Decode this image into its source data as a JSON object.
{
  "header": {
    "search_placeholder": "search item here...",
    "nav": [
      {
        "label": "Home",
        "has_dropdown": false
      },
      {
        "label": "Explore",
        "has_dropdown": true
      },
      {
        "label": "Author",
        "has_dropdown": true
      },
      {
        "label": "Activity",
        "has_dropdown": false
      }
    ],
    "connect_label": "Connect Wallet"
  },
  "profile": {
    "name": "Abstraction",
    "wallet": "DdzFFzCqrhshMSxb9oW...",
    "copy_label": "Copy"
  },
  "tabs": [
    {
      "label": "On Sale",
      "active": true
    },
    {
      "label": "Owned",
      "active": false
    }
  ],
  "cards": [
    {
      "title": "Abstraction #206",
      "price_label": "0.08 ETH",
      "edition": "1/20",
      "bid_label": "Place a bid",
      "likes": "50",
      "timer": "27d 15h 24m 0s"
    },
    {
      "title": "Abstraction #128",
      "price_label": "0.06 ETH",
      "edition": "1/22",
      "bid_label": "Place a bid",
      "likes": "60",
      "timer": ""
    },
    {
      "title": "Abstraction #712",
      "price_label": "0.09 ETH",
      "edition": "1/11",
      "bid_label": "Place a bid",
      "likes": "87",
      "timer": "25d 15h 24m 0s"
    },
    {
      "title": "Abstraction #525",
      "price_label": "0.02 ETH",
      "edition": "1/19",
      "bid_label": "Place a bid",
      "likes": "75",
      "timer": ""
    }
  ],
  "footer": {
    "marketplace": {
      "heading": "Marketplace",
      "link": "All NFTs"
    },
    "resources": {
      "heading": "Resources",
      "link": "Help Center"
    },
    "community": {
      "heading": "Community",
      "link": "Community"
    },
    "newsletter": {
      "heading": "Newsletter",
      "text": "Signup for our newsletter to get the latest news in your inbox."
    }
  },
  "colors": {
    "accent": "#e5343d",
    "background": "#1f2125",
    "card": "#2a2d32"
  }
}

WHAT IS ASKED. Every entry should be printed again exactly as written.

COMPLETE RESPONSE.
Decode this image into its source data as a JSON object.
{
  "header": {
    "search_placeholder": "search item here...",
    "nav": [
      {
        "label": "Home",
        "has_dropdown": false
      },
      {
        "label": "Explore",
        "has_dropdown": true
      },
      {
        "label": "Author",
        "has_dropdown": true
      },
      {
        "label": "Activity",
        "has_dropdown": false
      }
    ],
    "connect_label": "Connect Wallet"
  },
  "profile": {
    "name": "Abstraction",
    "wallet": "DdzFFzCqrhshMSxb9oW...",
    "copy_label": "Copy"
  },
  "tabs": [
    {
      "label": "On Sale",
      "active": true
    },
    {
      "label": "Owned",
      "active": false
    }
  ],
  "cards": [
    {
      "title": "Abstraction #206",
      "price_label": "0.08 ETH",
      "edition": "1/20",
      "bid_label": "Place a bid",
      "likes": "50",
      "timer": "27d 15h 24m 0s"
    },
    {
      "title": "Abstraction #128",
      "price_label": "0.06 ETH",
      "edition": "1/22",
      "bid_label": "Place a bid",
      "likes": "60",
      "timer": ""
    },
    {
      "title": "Abstraction #712",
      "price_label": "0.09 ETH",
      "edition": "1/11",
      "bid_label": "Place a bid",
      "likes": "87",
      "timer": "25d 15h 24m 0s"
    },
    {
      "title": "Abstraction #525",
      "price_label": "0.02 ETH",
      "edition": "1/19",
      "bid_label": "Place a bid",
      "likes": "75",
      "timer": ""
    }
  ],
  "footer": {
    "marketplace": {
      "heading": "Marketplace",
      "link": "All NFTs"
    },
    "resources": {
      "heading": "Resources",
      "link": "Help Center"
    },
    "community": {
      "heading": "Community",
      "link": "Community"
    },
    "newsletter": {
      "heading": "Newsletter",
      "text": "Signup for our newsletter to get the latest news in your inbox."
    }
  },
  "colors": {
    "accent": "#e5343d",
    "background": "#1f2125",
    "card": "#2a2d32"
  }
}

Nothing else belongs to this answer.